(Dataset rows about figures)
## BEGIN
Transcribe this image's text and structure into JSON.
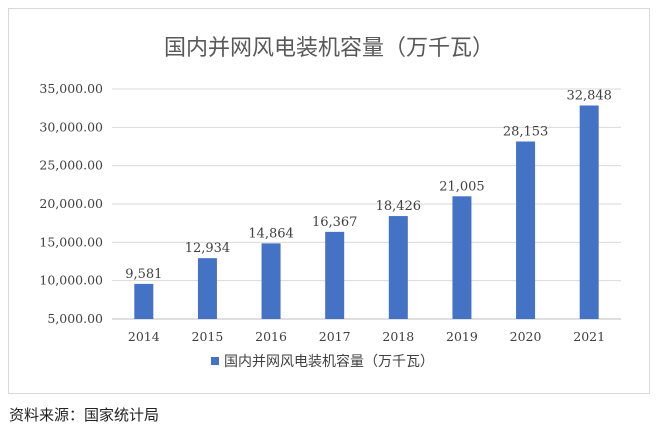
{
  "chart_data": {
    "type": "bar",
    "title": "国内并网风电装机容量（万千瓦）",
    "categories": [
      "2014",
      "2015",
      "2016",
      "2017",
      "2018",
      "2019",
      "2020",
      "2021"
    ],
    "series": [
      {
        "name": "国内并网风电装机容量（万千瓦）",
        "values": [
          9581,
          12934,
          14864,
          16367,
          18426,
          21005,
          28153,
          32848
        ],
        "data_labels": [
          "9,581",
          "12,934",
          "14,864",
          "16,367",
          "18,426",
          "21,005",
          "28,153",
          "32,848"
        ],
        "color": "#4472c4"
      }
    ],
    "ylim": [
      5000,
      35000
    ],
    "yticks": [
      "5,000.00",
      "10,000.00",
      "15,000.00",
      "20,000.00",
      "25,000.00",
      "30,000.00",
      "35,000.00"
    ],
    "grid": true,
    "legend_position": "bottom"
  },
  "source": "资料来源：国家统计局"
}
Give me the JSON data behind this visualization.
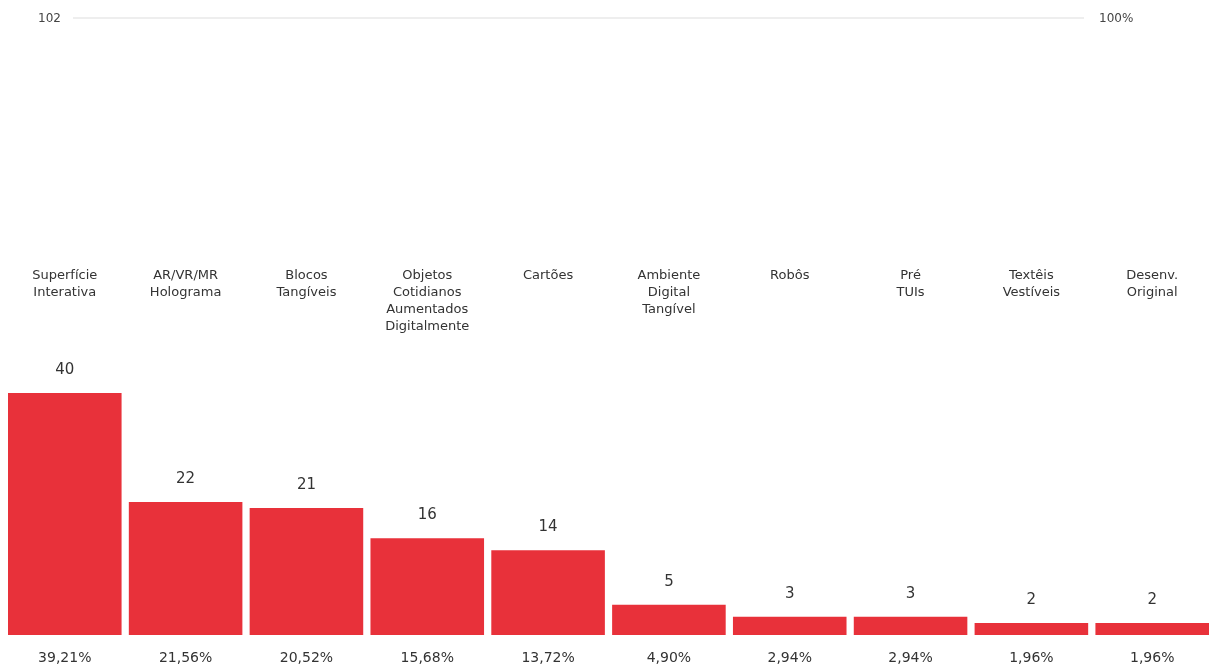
{
  "chart_data": {
    "type": "bar",
    "categories": [
      "Superfície\nInterativa",
      "AR/VR/MR\nHolograma",
      "Blocos\nTangíveis",
      "Objetos\nCotidianos\nAumentados\nDigitalmente",
      "Cartões",
      "Ambiente\nDigital\nTangível",
      "Robôs",
      "Pré\nTUIs",
      "Textêis\nVestíveis",
      "Desenv.\nOriginal"
    ],
    "values": [
      40,
      22,
      21,
      16,
      14,
      5,
      3,
      3,
      2,
      2
    ],
    "color": "#e8313a",
    "ylim": [
      0,
      102
    ],
    "data_labels": true,
    "ref_lines": [
      {
        "axis": "y",
        "value": 102,
        "label": "102"
      }
    ],
    "annotations": [
      "100%",
      {
        "text": "39,21%",
        "x": "Superfície\nInterativa",
        "y": 0
      },
      {
        "text": "21,56%",
        "x": "AR/VR/MR\nHolograma",
        "y": 0
      },
      {
        "text": "20,52%",
        "x": "Blocos\nTangíveis",
        "y": 0
      },
      {
        "text": "15,68%",
        "x": "Objetos\nCotidianos\nAumentados\nDigitalmente",
        "y": 0
      },
      {
        "text": "13,72%",
        "x": "Cartões",
        "y": 0
      },
      {
        "text": "4,90%",
        "x": "Ambiente\nDigital\nTangível",
        "y": 0
      },
      {
        "text": "2,94%",
        "x": "Robôs",
        "y": 0
      },
      {
        "text": "2,94%",
        "x": "Pré\nTUIs",
        "y": 0
      },
      {
        "text": "1,96%",
        "x": "Textêis\nVestíveis",
        "y": 0
      },
      {
        "text": "1,96%",
        "x": "Desenv.\nOriginal",
        "y": 0
      }
    ]
  }
}
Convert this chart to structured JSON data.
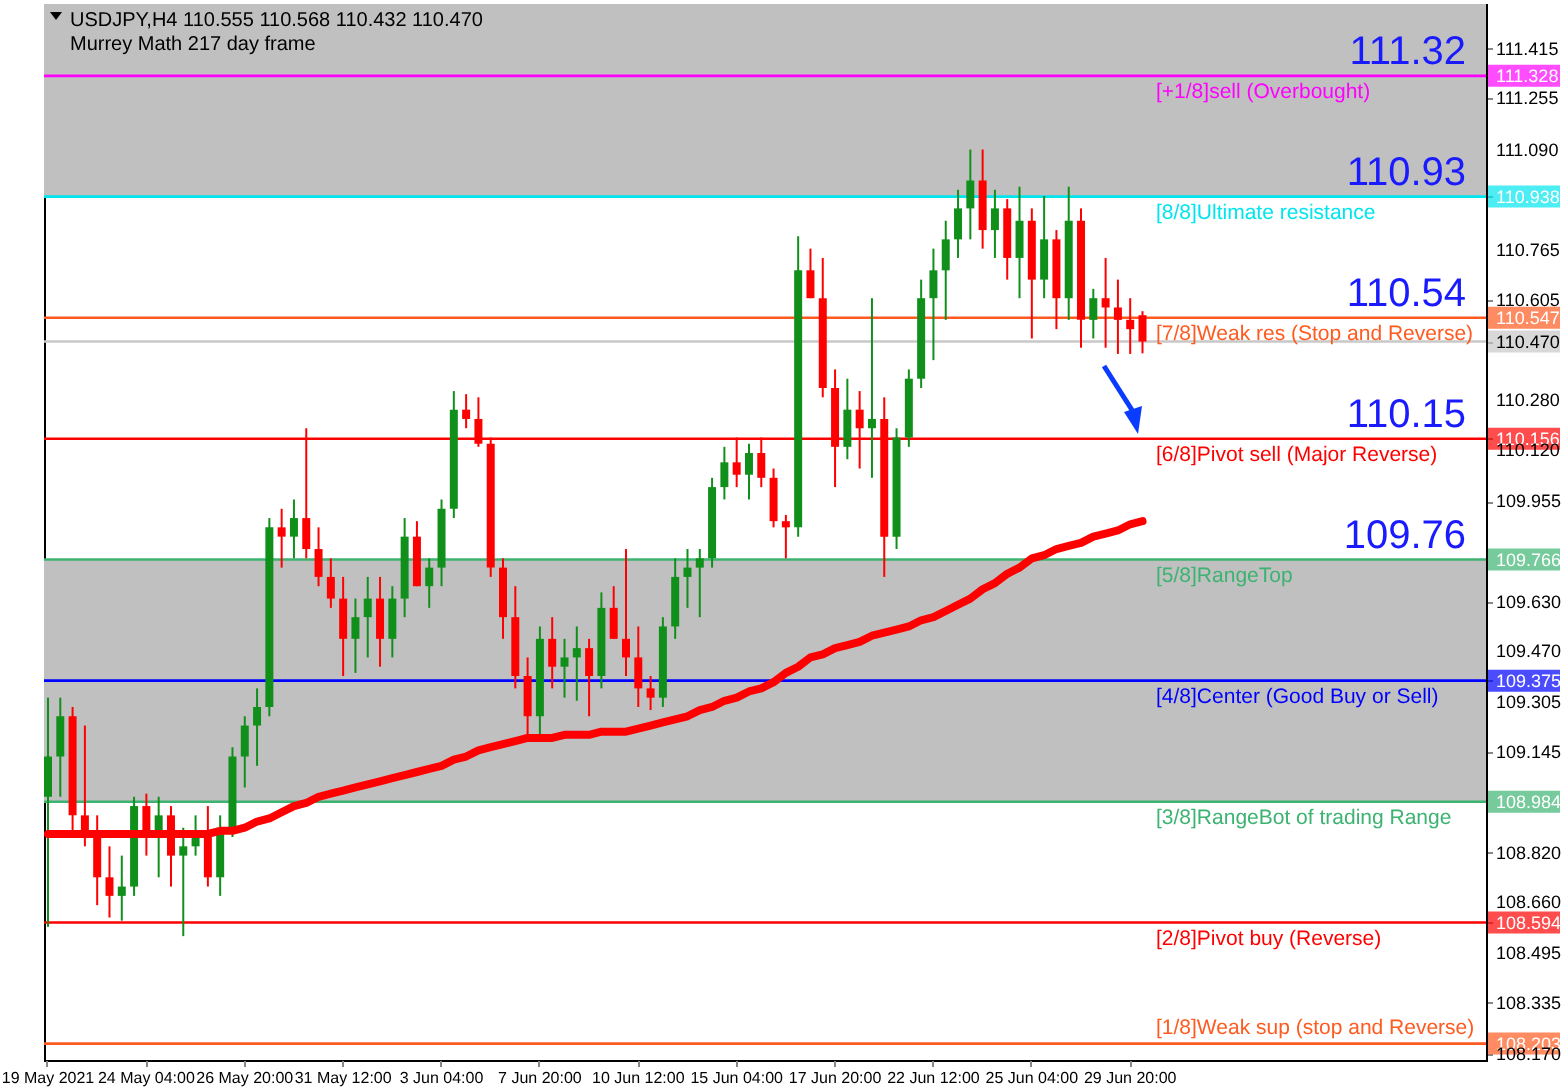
{
  "chart_data": {
    "type": "candlestick",
    "title": "USDJPY,H4  110.555 110.568 110.432 110.470",
    "subtitle": "Murrey Math 217 day frame",
    "categories": [
      "19 May 2021",
      null,
      null,
      null,
      null,
      null,
      null,
      null,
      "24 May 04:00",
      null,
      null,
      null,
      null,
      null,
      null,
      null,
      "26 May 20:00",
      null,
      null,
      null,
      null,
      null,
      null,
      null,
      "31 May 12:00",
      null,
      null,
      null,
      null,
      null,
      null,
      null,
      "3 Jun 04:00",
      null,
      null,
      null,
      null,
      null,
      null,
      null,
      "7 Jun 20:00",
      null,
      null,
      null,
      null,
      null,
      null,
      null,
      "10 Jun 12:00",
      null,
      null,
      null,
      null,
      null,
      null,
      null,
      "15 Jun 04:00",
      null,
      null,
      null,
      null,
      null,
      null,
      null,
      "17 Jun 20:00",
      null,
      null,
      null,
      null,
      null,
      null,
      null,
      "22 Jun 12:00",
      null,
      null,
      null,
      null,
      null,
      null,
      null,
      "25 Jun 04:00",
      null,
      null,
      null,
      null,
      null,
      null,
      null,
      "29 Jun 20:00",
      null
    ],
    "ohlc": [
      [
        109.0,
        109.32,
        108.58,
        109.13
      ],
      [
        109.13,
        109.32,
        109.0,
        109.26
      ],
      [
        109.26,
        109.29,
        108.87,
        108.94
      ],
      [
        108.94,
        109.23,
        108.84,
        108.87
      ],
      [
        108.87,
        108.94,
        108.65,
        108.74
      ],
      [
        108.74,
        108.84,
        108.61,
        108.68
      ],
      [
        108.68,
        108.81,
        108.6,
        108.71
      ],
      [
        108.71,
        109.0,
        108.68,
        108.97
      ],
      [
        108.97,
        109.01,
        108.81,
        108.87
      ],
      [
        108.87,
        109.0,
        108.74,
        108.94
      ],
      [
        108.94,
        108.97,
        108.71,
        108.81
      ],
      [
        108.81,
        108.9,
        108.55,
        108.84
      ],
      [
        108.84,
        108.94,
        108.81,
        108.87
      ],
      [
        108.87,
        108.97,
        108.71,
        108.74
      ],
      [
        108.74,
        108.94,
        108.68,
        108.9
      ],
      [
        108.9,
        109.16,
        108.87,
        109.13
      ],
      [
        109.13,
        109.26,
        109.03,
        109.23
      ],
      [
        109.23,
        109.35,
        109.1,
        109.29
      ],
      [
        109.29,
        109.9,
        109.26,
        109.87
      ],
      [
        109.87,
        109.93,
        109.74,
        109.84
      ],
      [
        109.84,
        109.96,
        109.77,
        109.9
      ],
      [
        109.9,
        110.19,
        109.77,
        109.8
      ],
      [
        109.8,
        109.87,
        109.68,
        109.71
      ],
      [
        109.71,
        109.77,
        109.61,
        109.64
      ],
      [
        109.64,
        109.71,
        109.39,
        109.51
      ],
      [
        109.51,
        109.64,
        109.4,
        109.58
      ],
      [
        109.58,
        109.71,
        109.45,
        109.64
      ],
      [
        109.64,
        109.71,
        109.42,
        109.51
      ],
      [
        109.51,
        109.68,
        109.45,
        109.64
      ],
      [
        109.64,
        109.9,
        109.58,
        109.84
      ],
      [
        109.84,
        109.89,
        109.68,
        109.68
      ],
      [
        109.68,
        109.77,
        109.61,
        109.74
      ],
      [
        109.74,
        109.96,
        109.68,
        109.93
      ],
      [
        109.93,
        110.31,
        109.9,
        110.25
      ],
      [
        110.25,
        110.3,
        110.19,
        110.22
      ],
      [
        110.22,
        110.29,
        110.13,
        110.14
      ],
      [
        110.14,
        110.16,
        109.71,
        109.74
      ],
      [
        109.74,
        109.77,
        109.51,
        109.58
      ],
      [
        109.58,
        109.68,
        109.35,
        109.39
      ],
      [
        109.39,
        109.45,
        109.18,
        109.26
      ],
      [
        109.26,
        109.55,
        109.19,
        109.51
      ],
      [
        109.51,
        109.58,
        109.35,
        109.42
      ],
      [
        109.42,
        109.51,
        109.32,
        109.45
      ],
      [
        109.45,
        109.55,
        109.31,
        109.48
      ],
      [
        109.48,
        109.51,
        109.26,
        109.39
      ],
      [
        109.39,
        109.66,
        109.35,
        109.61
      ],
      [
        109.61,
        109.68,
        109.51,
        109.51
      ],
      [
        109.51,
        109.8,
        109.39,
        109.45
      ],
      [
        109.45,
        109.55,
        109.29,
        109.35
      ],
      [
        109.35,
        109.39,
        109.28,
        109.32
      ],
      [
        109.32,
        109.58,
        109.29,
        109.55
      ],
      [
        109.55,
        109.77,
        109.51,
        109.71
      ],
      [
        109.71,
        109.8,
        109.61,
        109.74
      ],
      [
        109.74,
        109.8,
        109.58,
        109.77
      ],
      [
        109.77,
        110.03,
        109.74,
        110.0
      ],
      [
        110.0,
        110.13,
        109.96,
        110.08
      ],
      [
        110.08,
        110.16,
        110.0,
        110.04
      ],
      [
        110.04,
        110.14,
        109.96,
        110.11
      ],
      [
        110.11,
        110.16,
        110.0,
        110.03
      ],
      [
        110.03,
        110.06,
        109.87,
        109.89
      ],
      [
        109.89,
        109.91,
        109.77,
        109.87
      ],
      [
        109.87,
        110.81,
        109.84,
        110.7
      ],
      [
        110.7,
        110.77,
        110.61,
        110.61
      ],
      [
        110.61,
        110.74,
        110.29,
        110.32
      ],
      [
        110.32,
        110.38,
        110.0,
        110.13
      ],
      [
        110.13,
        110.35,
        110.09,
        110.25
      ],
      [
        110.25,
        110.31,
        110.06,
        110.19
      ],
      [
        110.19,
        110.61,
        110.03,
        110.22
      ],
      [
        110.22,
        110.29,
        109.71,
        109.84
      ],
      [
        109.84,
        110.19,
        109.8,
        110.16
      ],
      [
        110.16,
        110.38,
        110.13,
        110.35
      ],
      [
        110.35,
        110.67,
        110.32,
        110.61
      ],
      [
        110.61,
        110.77,
        110.41,
        110.7
      ],
      [
        110.7,
        110.86,
        110.54,
        110.8
      ],
      [
        110.8,
        110.96,
        110.74,
        110.9
      ],
      [
        110.9,
        111.09,
        110.8,
        110.99
      ],
      [
        110.99,
        111.09,
        110.77,
        110.83
      ],
      [
        110.83,
        110.96,
        110.74,
        110.9
      ],
      [
        110.9,
        110.93,
        110.67,
        110.74
      ],
      [
        110.74,
        110.97,
        110.61,
        110.86
      ],
      [
        110.86,
        110.9,
        110.48,
        110.67
      ],
      [
        110.67,
        110.94,
        110.61,
        110.8
      ],
      [
        110.8,
        110.83,
        110.51,
        110.61
      ],
      [
        110.61,
        110.97,
        110.54,
        110.86
      ],
      [
        110.86,
        110.9,
        110.45,
        110.54
      ],
      [
        110.54,
        110.64,
        110.48,
        110.61
      ],
      [
        110.61,
        110.74,
        110.45,
        110.58
      ],
      [
        110.58,
        110.67,
        110.43,
        110.54
      ],
      [
        110.54,
        110.61,
        110.43,
        110.51
      ],
      [
        110.555,
        110.568,
        110.432,
        110.47
      ]
    ],
    "series": [
      {
        "type": "line",
        "color": "#ff0000",
        "values": [
          108.88,
          108.88,
          108.88,
          108.88,
          108.88,
          108.88,
          108.88,
          108.88,
          108.88,
          108.88,
          108.88,
          108.88,
          108.88,
          108.88,
          108.89,
          108.89,
          108.9,
          108.92,
          108.93,
          108.95,
          108.97,
          108.98,
          109.0,
          109.01,
          109.02,
          109.03,
          109.04,
          109.05,
          109.06,
          109.07,
          109.08,
          109.09,
          109.1,
          109.12,
          109.13,
          109.15,
          109.16,
          109.17,
          109.18,
          109.19,
          109.19,
          109.19,
          109.2,
          109.2,
          109.2,
          109.21,
          109.21,
          109.21,
          109.22,
          109.23,
          109.24,
          109.25,
          109.26,
          109.28,
          109.29,
          109.31,
          109.32,
          109.34,
          109.35,
          109.37,
          109.4,
          109.42,
          109.45,
          109.46,
          109.48,
          109.49,
          109.5,
          109.52,
          109.53,
          109.54,
          109.55,
          109.57,
          109.58,
          109.6,
          109.62,
          109.64,
          109.67,
          109.69,
          109.72,
          109.74,
          109.77,
          109.78,
          109.8,
          109.81,
          109.82,
          109.84,
          109.85,
          109.86,
          109.88,
          109.89
        ]
      }
    ],
    "ylim": [
      108.15,
      111.56
    ],
    "yticks": [
      111.415,
      111.328,
      111.255,
      {
        "value": 111.09,
        "label": "111.090"
      },
      110.938,
      110.765,
      110.605,
      110.547,
      {
        "value": 110.47,
        "label": "110.470"
      },
      {
        "value": 110.28,
        "label": "110.280"
      },
      110.156,
      {
        "value": 110.12,
        "label": "110.120"
      },
      109.955,
      109.766,
      {
        "value": 109.63,
        "label": "109.630"
      },
      {
        "value": 109.47,
        "label": "109.470"
      },
      109.375,
      109.305,
      109.145,
      108.984,
      {
        "value": 108.82,
        "label": "108.820"
      },
      {
        "value": 108.66,
        "label": "108.660"
      },
      108.594,
      108.495,
      108.335,
      108.203,
      {
        "value": 108.17,
        "label": "108.170"
      }
    ],
    "bands": [
      {
        "axis": "y",
        "from": 110.938,
        "to": 111.56,
        "color": "#c0c0c0"
      },
      {
        "axis": "y",
        "from": 108.984,
        "to": 109.766,
        "color": "#c0c0c0"
      }
    ],
    "ref_lines": [
      {
        "axis": "y",
        "value": 111.328,
        "label": "[+1/8]sell (Overbought)",
        "color": "#ff00ff"
      },
      {
        "axis": "y",
        "value": 110.938,
        "label": "[8/8]Ultimate resistance",
        "color": "#00e5ee"
      },
      {
        "axis": "y",
        "value": 110.547,
        "label": "[7/8]Weak res (Stop and Reverse)",
        "color": "#ff5a1f"
      },
      {
        "axis": "y",
        "value": 110.47,
        "color": "#c8c8c8"
      },
      {
        "axis": "y",
        "value": 110.156,
        "label": "[6/8]Pivot sell (Major Reverse)",
        "color": "#ff0000"
      },
      {
        "axis": "y",
        "value": 109.766,
        "label": "[5/8]RangeTop",
        "color": "#3cb371"
      },
      {
        "axis": "y",
        "value": 109.375,
        "label": "[4/8]Center (Good Buy or Sell)",
        "color": "#0000ff"
      },
      {
        "axis": "y",
        "value": 108.984,
        "label": "[3/8]RangeBot of trading Range",
        "color": "#3cb371"
      },
      {
        "axis": "y",
        "value": 108.594,
        "label": "[2/8]Pivot buy (Reverse)",
        "color": "#ff0000"
      },
      {
        "axis": "y",
        "value": 108.203,
        "label": "[1/8]Weak sup (stop and Reverse)",
        "color": "#ff5a1f"
      }
    ],
    "annotations": [
      {
        "text": "111.32",
        "y": 111.328
      },
      {
        "text": "110.93",
        "y": 110.938
      },
      {
        "text": "110.54",
        "y": 110.547
      },
      {
        "text": "110.15",
        "y": 110.156
      },
      {
        "text": "109.76",
        "y": 109.766
      }
    ]
  }
}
## END
* **WHAT YOU WILL DO**: Answer with one number only: how many lines above contain the word "nOriginal".

* **COMPLETED TASK**: 2